■ **Your instructions**
Copy nothing but the text: repeat each entry exactly and drop the images.

■ **Source records**
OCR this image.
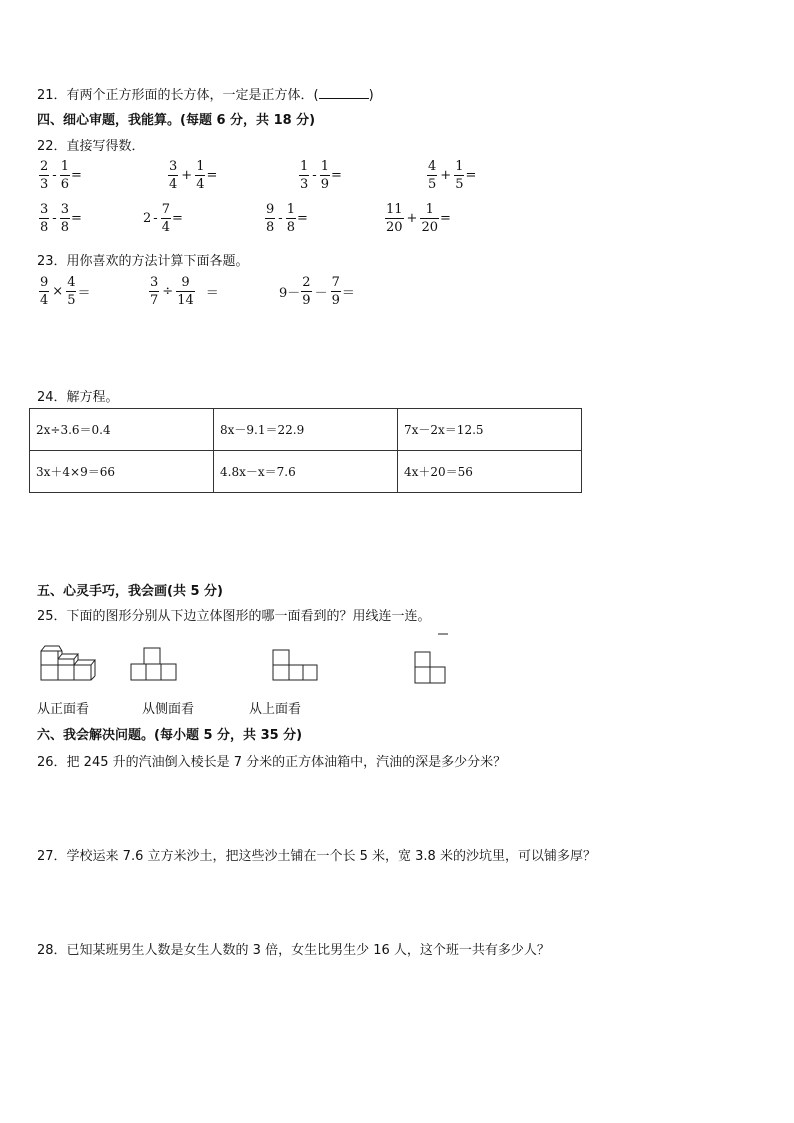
21．有两个正方形面的长方体，一定是正方体．(	)
四、细心审题，我能算。(每题 6 分，共 18 分)
22．直接写得数．
$\frac{2}{3} - \frac{1}{6}$ =	$\frac{3}{4} + \frac{1}{4}$ =	$\frac{1}{3} - \frac{1}{9}$ =	$\frac{4}{5} + \frac{1}{5}$ =
$\frac{3}{8} - \frac{3}{8}$ =	$2 - \frac{7}{4}$ =	$\frac{9}{8} - \frac{1}{8}$ =	$\frac{11}{20} + \frac{1}{20}$ =
23．用你喜欢的方法计算下面各题。
$\frac{9}{4} \times \frac{4}{5}$ ＝	$\frac{3}{7} \div \frac{9}{14}$ ＝	$9- \frac{2}{9} - \frac{7}{9}$ ＝
24．解方程。
2x÷3.6＝0.4	8x－9.1＝22.9	7x－2x＝12.5
3x＋4×9＝66	4.8x－x＝7.6	4x＋20＝56
五、心灵手巧，我会画(共 5 分)
25．下面的图形分别从下边立体图形的哪一面看到的？用线连一连。
从正面看	从侧面看	从上面看
六、我会解决问题。(每小题 5 分，共 35 分)
26．把 245 升的汽油倒入棱长是 7 分米的正方体油箱中，汽油的深是多少分米？
27．学校运来 7.6 立方米沙土，把这些沙土铺在一个长 5 米，宽 3.8 米的沙坑里，可以铺多厚？
28．已知某班男生人数是女生人数的 3 倍，女生比男生少 16 人，这个班一共有多少人？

■ **Exercise response**
OCR this image.
21．有两个正方形面的长方体，一定是正方体．(	)
四、细心审题，我能算。(每题 6 分，共 18 分)
22．直接写得数．
$\frac{2}{3} - \frac{1}{6}$ =	$\frac{3}{4} + \frac{1}{4}$ =	$\frac{1}{3} - \frac{1}{9}$ =	$\frac{4}{5} + \frac{1}{5}$ =
$\frac{3}{8} - \frac{3}{8}$ =	$2 - \frac{7}{4}$ =	$\frac{9}{8} - \frac{1}{8}$ =	$\frac{11}{20} + \frac{1}{20}$ =
23．用你喜欢的方法计算下面各题。
$\frac{9}{4} \times \frac{4}{5}$ ＝	$\frac{3}{7} \div \frac{9}{14}$ ＝	$9- \frac{2}{9} - \frac{7}{9}$ ＝
24．解方程。
2x÷3.6＝0.4	8x－9.1＝22.9	7x－2x＝12.5
3x＋4×9＝66	4.8x－x＝7.6	4x＋20＝56
五、心灵手巧，我会画(共 5 分)
25．下面的图形分别从下边立体图形的哪一面看到的？用线连一连。
从正面看	从侧面看	从上面看
六、我会解决问题。(每小题 5 分，共 35 分)
26．把 245 升的汽油倒入棱长是 7 分米的正方体油箱中，汽油的深是多少分米？
27．学校运来 7.6 立方米沙土，把这些沙土铺在一个长 5 米，宽 3.8 米的沙坑里，可以铺多厚？
28．已知某班男生人数是女生人数的 3 倍，女生比男生少 16 人，这个班一共有多少人？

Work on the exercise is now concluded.